Objective —
All of the records below need to be copied exactly.

--- Start of Provided data ---

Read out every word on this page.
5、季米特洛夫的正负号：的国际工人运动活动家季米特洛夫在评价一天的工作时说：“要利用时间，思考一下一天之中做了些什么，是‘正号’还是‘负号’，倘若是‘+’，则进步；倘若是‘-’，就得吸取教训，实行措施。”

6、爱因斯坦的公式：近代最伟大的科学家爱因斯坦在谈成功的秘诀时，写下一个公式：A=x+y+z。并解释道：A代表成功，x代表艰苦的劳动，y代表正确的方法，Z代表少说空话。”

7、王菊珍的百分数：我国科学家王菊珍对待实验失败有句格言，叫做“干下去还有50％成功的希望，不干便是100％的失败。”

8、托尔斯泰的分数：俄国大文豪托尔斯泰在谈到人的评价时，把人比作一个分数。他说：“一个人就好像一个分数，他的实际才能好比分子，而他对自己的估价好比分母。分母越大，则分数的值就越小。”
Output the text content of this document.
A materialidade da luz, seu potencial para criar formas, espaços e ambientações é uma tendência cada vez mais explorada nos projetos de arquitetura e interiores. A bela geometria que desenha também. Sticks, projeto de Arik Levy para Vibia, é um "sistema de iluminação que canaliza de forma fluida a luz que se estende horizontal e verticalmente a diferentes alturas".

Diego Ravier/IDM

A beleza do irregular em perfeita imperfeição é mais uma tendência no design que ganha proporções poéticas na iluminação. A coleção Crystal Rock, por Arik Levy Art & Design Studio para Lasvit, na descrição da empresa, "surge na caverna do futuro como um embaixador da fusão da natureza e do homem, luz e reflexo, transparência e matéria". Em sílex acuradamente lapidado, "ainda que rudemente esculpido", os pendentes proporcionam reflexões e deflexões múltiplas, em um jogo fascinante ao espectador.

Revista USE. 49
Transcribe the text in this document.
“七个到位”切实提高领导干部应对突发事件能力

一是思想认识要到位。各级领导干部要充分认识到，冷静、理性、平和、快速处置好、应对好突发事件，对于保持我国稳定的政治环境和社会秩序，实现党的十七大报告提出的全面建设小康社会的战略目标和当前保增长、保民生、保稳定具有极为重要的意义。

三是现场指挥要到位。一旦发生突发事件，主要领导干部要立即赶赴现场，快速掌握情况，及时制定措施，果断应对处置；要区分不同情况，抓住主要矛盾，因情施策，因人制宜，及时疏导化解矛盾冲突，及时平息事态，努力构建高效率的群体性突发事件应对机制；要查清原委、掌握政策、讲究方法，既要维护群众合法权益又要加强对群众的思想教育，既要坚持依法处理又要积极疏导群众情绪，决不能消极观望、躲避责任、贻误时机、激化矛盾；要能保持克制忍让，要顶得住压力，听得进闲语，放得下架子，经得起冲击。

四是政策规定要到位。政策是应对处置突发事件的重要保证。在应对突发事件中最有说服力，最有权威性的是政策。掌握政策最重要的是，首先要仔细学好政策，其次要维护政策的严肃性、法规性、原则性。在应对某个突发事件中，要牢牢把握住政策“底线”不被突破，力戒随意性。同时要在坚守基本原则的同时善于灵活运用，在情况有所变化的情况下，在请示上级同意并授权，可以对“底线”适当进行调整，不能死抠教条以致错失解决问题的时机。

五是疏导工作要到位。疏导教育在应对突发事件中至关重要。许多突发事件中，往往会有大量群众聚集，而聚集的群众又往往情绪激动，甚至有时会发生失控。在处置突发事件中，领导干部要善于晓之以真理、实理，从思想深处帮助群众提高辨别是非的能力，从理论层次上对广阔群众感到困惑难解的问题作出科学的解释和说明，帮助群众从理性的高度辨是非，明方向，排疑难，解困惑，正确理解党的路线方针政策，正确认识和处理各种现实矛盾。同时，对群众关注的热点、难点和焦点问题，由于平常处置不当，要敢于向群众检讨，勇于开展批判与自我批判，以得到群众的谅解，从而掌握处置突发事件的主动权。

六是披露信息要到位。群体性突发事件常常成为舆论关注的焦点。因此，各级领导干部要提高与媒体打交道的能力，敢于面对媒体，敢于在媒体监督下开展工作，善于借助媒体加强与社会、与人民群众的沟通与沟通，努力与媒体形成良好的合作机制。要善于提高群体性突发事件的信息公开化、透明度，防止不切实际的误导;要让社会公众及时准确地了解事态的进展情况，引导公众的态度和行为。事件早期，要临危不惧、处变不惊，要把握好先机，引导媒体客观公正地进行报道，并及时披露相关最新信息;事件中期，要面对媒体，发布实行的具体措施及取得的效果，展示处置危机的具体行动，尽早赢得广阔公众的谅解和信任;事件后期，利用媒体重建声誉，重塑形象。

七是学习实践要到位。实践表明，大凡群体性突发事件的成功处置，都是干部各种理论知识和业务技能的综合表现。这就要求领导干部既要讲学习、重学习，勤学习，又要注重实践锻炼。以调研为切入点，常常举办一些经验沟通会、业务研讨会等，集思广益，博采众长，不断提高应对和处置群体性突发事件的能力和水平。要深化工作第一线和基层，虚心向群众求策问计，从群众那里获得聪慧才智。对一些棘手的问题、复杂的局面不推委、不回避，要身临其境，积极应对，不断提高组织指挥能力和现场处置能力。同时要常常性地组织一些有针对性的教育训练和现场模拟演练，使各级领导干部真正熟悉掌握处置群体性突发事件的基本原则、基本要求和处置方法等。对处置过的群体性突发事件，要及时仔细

--- End of Provided data ---

Written answer —
Read out every word on this page.
5、季米特洛夫的正负号：的国际工人运动活动家季米特洛夫在评价一天的工作时说：“要利用时间，思考一下一天之中做了些什么，是‘正号’还是‘负号’，倘若是‘+’，则进步；倘若是‘-’，就得吸取教训，实行措施。”

6、爱因斯坦的公式：近代最伟大的科学家爱因斯坦在谈成功的秘诀时，写下一个公式：A=x+y+z。并解释道：A代表成功，x代表艰苦的劳动，y代表正确的方法，Z代表少说空话。”

7、王菊珍的百分数：我国科学家王菊珍对待实验失败有句格言，叫做“干下去还有50％成功的希望，不干便是100％的失败。”

8、托尔斯泰的分数：俄国大文豪托尔斯泰在谈到人的评价时，把人比作一个分数。他说：“一个人就好像一个分数，他的实际才能好比分子，而他对自己的估价好比分母。分母越大，则分数的值就越小。”
Output the text content of this document.
A materialidade da luz, seu potencial para criar formas, espaços e ambientações é uma tendência cada vez mais explorada nos projetos de arquitetura e interiores. A bela geometria que desenha também. Sticks, projeto de Arik Levy para Vibia, é um "sistema de iluminação que canaliza de forma fluida a luz que se estende horizontal e verticalmente a diferentes alturas".

Diego Ravier/IDM

A beleza do irregular em perfeita imperfeição é mais uma tendência no design que ganha proporções poéticas na iluminação. A coleção Crystal Rock, por Arik Levy Art & Design Studio para Lasvit, na descrição da empresa, "surge na caverna do futuro como um embaixador da fusão da natureza e do homem, luz e reflexo, transparência e matéria". Em sílex acuradamente lapidado, "ainda que rudemente esculpido", os pendentes proporcionam reflexões e deflexões múltiplas, em um jogo fascinante ao espectador.

Revista USE. 49
Transcribe the text in this document.
“七个到位”切实提高领导干部应对突发事件能力

一是思想认识要到位。各级领导干部要充分认识到，冷静、理性、平和、快速处置好、应对好突发事件，对于保持我国稳定的政治环境和社会秩序，实现党的十七大报告提出的全面建设小康社会的战略目标和当前保增长、保民生、保稳定具有极为重要的意义。

三是现场指挥要到位。一旦发生突发事件，主要领导干部要立即赶赴现场，快速掌握情况，及时制定措施，果断应对处置；要区分不同情况，抓住主要矛盾，因情施策，因人制宜，及时疏导化解矛盾冲突，及时平息事态，努力构建高效率的群体性突发事件应对机制；要查清原委、掌握政策、讲究方法，既要维护群众合法权益又要加强对群众的思想教育，既要坚持依法处理又要积极疏导群众情绪，决不能消极观望、躲避责任、贻误时机、激化矛盾；要能保持克制忍让，要顶得住压力，听得进闲语，放得下架子，经得起冲击。

四是政策规定要到位。政策是应对处置突发事件的重要保证。在应对突发事件中最有说服力，最有权威性的是政策。掌握政策最重要的是，首先要仔细学好政策，其次要维护政策的严肃性、法规性、原则性。在应对某个突发事件中，要牢牢把握住政策“底线”不被突破，力戒随意性。同时要在坚守基本原则的同时善于灵活运用，在情况有所变化的情况下，在请示上级同意并授权，可以对“底线”适当进行调整，不能死抠教条以致错失解决问题的时机。

五是疏导工作要到位。疏导教育在应对突发事件中至关重要。许多突发事件中，往往会有大量群众聚集，而聚集的群众又往往情绪激动，甚至有时会发生失控。在处置突发事件中，领导干部要善于晓之以真理、实理，从思想深处帮助群众提高辨别是非的能力，从理论层次上对广阔群众感到困惑难解的问题作出科学的解释和说明，帮助群众从理性的高度辨是非，明方向，排疑难，解困惑，正确理解党的路线方针政策，正确认识和处理各种现实矛盾。同时，对群众关注的热点、难点和焦点问题，由于平常处置不当，要敢于向群众检讨，勇于开展批判与自我批判，以得到群众的谅解，从而掌握处置突发事件的主动权。

六是披露信息要到位。群体性突发事件常常成为舆论关注的焦点。因此，各级领导干部要提高与媒体打交道的能力，敢于面对媒体，敢于在媒体监督下开展工作，善于借助媒体加强与社会、与人民群众的沟通与沟通，努力与媒体形成良好的合作机制。要善于提高群体性突发事件的信息公开化、透明度，防止不切实际的误导;要让社会公众及时准确地了解事态的进展情况，引导公众的态度和行为。事件早期，要临危不惧、处变不惊，要把握好先机，引导媒体客观公正地进行报道，并及时披露相关最新信息;事件中期，要面对媒体，发布实行的具体措施及取得的效果，展示处置危机的具体行动，尽早赢得广阔公众的谅解和信任;事件后期，利用媒体重建声誉，重塑形象。

七是学习实践要到位。实践表明，大凡群体性突发事件的成功处置，都是干部各种理论知识和业务技能的综合表现。这就要求领导干部既要讲学习、重学习，勤学习，又要注重实践锻炼。以调研为切入点，常常举办一些经验沟通会、业务研讨会等，集思广益，博采众长，不断提高应对和处置群体性突发事件的能力和水平。要深化工作第一线和基层，虚心向群众求策问计，从群众那里获得聪慧才智。对一些棘手的问题、复杂的局面不推委、不回避，要身临其境，积极应对，不断提高组织指挥能力和现场处置能力。同时要常常性地组织一些有针对性的教育训练和现场模拟演练，使各级领导干部真正熟悉掌握处置群体性突发事件的基本原则、基本要求和处置方法等。对处置过的群体性突发事件，要及时仔细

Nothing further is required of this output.